▶ [TEXT PROVIDED]:
____________

Magic Frame
Wrap a wireframe selection in a Magic Frame and let AI turn it into working HTML — previewable, copyable, exportable from the canvas.
The plan for Magic Frame is to make it the fastest way to go from a hand-drawn UI sketch to real, runnable HTML. You'd draw a button, a header, an input, a card. You'd wrap them in a Magic Frame. CorriDraw would send the wireframe to a diagram-to-code service and drop the result back onto the canvas as an interactive iframe sitting right next to the original sketch. Tweak the sketch, regenerate, and iterate without ever leaving the editor.
The intended element type is magicframe and the tool's tooltip will read Wireframe
to code. The output will be a regular CorriDraw iframe element with its
customData.generationData populated, which is why you'll be able to drag it, resize
it, copy it, or export the whole canvas with the rendered HTML baked in.
Create a Magic Frame
There are two paths into a Magic Frame, and they exist because wireframing is rarely linear — sometimes you sketch first and decide afterwards, sometimes you scope the area before drawing. Both paths start at the wand-shaped Magic Frame button in the top-right of the toolbar.
- Wrap an existing selection. Drag a marquee around the shapes you want to convert (or shift-click them one by one), then click the wand icon in the top-right of the toolbar. CorriDraw auto-creates a Magic Frame around the selection (with a 50px padding) and immediately fires the generation. On touch, long-press a shape to start a multi-select, tap the others, then tap the wand button.
- Draw the frame first. Click the wand icon with nothing selected, then click and drag out a rectangle on the canvas. Drop your shapes inside. When you are ready, click the frame to select it and click Wireframe to code on the on-canvas action button that appears above it.

____________

▶ [THE DATA]:
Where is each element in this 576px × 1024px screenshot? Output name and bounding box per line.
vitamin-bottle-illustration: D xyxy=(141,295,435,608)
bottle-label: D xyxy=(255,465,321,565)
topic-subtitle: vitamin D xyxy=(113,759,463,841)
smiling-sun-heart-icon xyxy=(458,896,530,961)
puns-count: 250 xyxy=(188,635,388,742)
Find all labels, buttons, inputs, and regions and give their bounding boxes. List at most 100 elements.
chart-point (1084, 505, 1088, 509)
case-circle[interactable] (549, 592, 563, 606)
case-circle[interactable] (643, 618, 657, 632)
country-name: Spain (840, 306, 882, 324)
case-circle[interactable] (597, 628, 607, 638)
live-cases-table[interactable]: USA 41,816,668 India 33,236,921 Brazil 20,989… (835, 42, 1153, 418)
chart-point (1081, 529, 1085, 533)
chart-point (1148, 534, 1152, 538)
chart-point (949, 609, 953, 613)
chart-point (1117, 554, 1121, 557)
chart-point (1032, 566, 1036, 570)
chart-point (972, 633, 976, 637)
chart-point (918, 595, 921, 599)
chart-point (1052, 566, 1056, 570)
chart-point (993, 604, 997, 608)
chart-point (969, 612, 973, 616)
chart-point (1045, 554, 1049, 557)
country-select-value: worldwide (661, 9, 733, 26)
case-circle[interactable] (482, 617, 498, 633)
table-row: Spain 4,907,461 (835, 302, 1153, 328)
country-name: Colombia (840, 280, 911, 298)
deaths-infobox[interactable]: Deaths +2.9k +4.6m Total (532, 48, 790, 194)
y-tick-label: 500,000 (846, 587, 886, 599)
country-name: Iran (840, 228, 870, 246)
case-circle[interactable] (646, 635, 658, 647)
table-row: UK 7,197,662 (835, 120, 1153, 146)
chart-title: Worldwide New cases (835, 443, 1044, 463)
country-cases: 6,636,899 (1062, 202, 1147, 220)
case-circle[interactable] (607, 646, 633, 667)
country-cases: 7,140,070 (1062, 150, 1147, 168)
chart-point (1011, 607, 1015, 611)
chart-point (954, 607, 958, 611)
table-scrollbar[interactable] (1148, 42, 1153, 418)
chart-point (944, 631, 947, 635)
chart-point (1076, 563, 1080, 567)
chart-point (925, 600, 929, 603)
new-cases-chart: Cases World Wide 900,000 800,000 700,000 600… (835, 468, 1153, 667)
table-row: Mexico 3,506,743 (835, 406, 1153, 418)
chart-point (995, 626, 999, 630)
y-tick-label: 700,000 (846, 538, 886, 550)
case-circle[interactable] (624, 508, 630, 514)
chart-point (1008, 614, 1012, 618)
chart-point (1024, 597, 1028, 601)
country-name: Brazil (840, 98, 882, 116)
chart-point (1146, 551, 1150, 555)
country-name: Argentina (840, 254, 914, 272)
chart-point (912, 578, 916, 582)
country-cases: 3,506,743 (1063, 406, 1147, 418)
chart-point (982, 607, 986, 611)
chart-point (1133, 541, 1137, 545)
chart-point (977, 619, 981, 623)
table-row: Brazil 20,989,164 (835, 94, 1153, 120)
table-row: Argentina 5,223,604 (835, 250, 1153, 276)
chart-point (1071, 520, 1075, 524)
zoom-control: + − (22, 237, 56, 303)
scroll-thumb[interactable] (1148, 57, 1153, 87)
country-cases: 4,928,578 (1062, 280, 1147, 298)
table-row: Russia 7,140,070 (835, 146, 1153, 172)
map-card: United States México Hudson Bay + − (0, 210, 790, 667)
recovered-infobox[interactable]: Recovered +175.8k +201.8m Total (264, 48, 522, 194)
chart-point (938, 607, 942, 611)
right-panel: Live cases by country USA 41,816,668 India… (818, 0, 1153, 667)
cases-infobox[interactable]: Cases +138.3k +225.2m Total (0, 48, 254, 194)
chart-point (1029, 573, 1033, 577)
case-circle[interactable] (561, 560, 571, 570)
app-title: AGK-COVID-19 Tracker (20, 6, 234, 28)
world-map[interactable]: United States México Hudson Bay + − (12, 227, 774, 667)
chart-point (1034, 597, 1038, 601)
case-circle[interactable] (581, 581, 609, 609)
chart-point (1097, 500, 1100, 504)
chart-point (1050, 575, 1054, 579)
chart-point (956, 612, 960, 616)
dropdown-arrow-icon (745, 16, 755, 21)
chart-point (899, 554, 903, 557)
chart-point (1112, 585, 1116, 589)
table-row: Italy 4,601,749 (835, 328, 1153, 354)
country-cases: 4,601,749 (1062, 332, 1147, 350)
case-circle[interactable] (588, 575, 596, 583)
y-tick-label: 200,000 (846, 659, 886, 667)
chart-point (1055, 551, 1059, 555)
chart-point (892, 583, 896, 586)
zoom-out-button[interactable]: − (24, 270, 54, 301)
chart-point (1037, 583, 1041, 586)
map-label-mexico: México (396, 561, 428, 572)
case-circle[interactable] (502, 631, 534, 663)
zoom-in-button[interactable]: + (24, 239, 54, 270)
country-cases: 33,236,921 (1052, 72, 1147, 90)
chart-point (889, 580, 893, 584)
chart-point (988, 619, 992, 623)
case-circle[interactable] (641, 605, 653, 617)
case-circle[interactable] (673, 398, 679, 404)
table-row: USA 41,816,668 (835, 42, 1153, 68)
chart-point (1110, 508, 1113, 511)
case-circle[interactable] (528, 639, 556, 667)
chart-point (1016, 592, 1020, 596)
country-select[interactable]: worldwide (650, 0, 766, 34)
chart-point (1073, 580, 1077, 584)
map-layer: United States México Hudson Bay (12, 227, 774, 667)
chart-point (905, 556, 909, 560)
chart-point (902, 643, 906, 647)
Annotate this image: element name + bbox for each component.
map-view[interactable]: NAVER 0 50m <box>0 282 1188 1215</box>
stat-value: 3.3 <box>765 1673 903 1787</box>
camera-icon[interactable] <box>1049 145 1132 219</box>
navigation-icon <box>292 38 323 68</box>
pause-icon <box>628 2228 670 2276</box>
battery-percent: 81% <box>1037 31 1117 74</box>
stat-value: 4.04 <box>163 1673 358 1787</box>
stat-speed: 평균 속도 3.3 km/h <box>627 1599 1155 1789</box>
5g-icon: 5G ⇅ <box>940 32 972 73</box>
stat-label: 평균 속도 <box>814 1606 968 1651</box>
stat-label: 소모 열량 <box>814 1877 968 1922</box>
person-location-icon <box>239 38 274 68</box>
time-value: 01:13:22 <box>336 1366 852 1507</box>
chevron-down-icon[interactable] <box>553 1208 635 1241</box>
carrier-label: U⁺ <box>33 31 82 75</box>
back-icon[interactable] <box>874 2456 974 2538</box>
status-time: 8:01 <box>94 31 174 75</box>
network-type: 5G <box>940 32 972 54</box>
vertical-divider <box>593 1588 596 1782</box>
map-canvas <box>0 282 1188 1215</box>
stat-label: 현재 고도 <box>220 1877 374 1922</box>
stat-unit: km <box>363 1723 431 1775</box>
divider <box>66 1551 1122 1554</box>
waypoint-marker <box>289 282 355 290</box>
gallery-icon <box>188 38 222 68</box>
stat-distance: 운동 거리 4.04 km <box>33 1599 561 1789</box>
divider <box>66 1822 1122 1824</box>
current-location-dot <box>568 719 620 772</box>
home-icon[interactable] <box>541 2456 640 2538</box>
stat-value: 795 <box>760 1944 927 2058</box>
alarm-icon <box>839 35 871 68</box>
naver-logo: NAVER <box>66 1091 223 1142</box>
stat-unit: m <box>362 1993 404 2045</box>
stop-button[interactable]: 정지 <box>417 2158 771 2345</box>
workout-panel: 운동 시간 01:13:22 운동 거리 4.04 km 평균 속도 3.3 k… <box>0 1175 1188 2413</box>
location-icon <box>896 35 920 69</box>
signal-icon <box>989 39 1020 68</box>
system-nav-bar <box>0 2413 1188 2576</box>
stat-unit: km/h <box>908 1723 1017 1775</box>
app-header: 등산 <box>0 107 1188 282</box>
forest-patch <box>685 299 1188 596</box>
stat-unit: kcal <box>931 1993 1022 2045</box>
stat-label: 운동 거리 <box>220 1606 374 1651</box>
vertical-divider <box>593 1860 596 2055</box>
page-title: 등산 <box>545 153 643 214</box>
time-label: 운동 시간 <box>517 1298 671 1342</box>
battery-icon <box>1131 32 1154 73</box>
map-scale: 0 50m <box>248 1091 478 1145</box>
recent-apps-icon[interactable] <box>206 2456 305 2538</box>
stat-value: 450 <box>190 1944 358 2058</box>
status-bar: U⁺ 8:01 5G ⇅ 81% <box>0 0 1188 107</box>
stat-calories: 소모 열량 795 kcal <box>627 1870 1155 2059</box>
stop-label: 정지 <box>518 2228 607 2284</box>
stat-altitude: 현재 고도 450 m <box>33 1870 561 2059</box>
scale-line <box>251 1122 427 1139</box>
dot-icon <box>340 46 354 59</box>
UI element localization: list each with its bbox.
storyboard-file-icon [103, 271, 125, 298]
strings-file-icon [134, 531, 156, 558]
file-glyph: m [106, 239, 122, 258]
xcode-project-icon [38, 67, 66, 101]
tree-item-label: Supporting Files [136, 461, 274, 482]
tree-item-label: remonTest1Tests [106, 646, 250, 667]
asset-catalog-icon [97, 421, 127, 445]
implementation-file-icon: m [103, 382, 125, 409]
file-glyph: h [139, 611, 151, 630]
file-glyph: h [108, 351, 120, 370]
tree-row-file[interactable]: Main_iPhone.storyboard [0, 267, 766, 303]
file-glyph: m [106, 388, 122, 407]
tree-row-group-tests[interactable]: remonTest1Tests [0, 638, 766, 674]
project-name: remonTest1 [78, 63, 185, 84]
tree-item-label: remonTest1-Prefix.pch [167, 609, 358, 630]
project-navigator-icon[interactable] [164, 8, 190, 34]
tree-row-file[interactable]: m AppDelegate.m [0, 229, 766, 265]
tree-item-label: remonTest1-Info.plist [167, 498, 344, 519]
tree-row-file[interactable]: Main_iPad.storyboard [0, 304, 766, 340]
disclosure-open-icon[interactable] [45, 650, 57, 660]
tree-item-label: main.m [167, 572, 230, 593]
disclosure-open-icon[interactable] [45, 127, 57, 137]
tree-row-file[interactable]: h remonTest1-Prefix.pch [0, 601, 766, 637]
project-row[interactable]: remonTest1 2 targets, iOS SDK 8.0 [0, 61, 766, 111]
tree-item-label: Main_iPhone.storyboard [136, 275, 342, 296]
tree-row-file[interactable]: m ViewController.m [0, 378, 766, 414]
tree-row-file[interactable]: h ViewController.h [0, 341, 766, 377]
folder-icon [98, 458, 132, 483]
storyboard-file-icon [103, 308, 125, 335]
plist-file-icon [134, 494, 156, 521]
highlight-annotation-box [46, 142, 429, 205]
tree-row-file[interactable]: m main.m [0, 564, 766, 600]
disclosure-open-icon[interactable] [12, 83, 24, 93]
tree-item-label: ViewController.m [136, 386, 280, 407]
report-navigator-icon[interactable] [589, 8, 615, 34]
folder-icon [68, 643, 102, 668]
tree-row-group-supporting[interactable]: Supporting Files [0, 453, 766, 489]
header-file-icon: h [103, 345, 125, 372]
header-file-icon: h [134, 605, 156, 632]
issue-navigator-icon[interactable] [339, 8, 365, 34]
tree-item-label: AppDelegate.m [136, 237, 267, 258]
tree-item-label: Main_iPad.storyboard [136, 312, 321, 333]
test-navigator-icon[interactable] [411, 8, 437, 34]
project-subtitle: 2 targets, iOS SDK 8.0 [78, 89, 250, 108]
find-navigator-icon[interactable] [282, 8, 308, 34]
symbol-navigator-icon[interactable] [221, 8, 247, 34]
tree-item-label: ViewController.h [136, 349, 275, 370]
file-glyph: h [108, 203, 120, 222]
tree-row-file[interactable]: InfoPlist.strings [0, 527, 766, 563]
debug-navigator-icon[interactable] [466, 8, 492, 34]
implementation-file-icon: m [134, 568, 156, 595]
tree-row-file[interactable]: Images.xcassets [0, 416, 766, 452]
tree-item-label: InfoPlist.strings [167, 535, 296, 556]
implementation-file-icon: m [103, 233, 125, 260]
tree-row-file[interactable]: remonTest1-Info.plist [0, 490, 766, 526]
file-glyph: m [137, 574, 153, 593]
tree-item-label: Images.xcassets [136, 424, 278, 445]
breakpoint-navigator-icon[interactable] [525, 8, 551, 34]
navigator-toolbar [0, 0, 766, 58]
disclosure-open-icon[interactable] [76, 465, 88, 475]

____________

▶ [ASSIGNED TASK]: In the Magic Frame text, how much padding does CorriDraw add when it auto-creates a Magic Frame around an existing selection?

▶ [SOLUTION TO THE PROBLEM]: 50px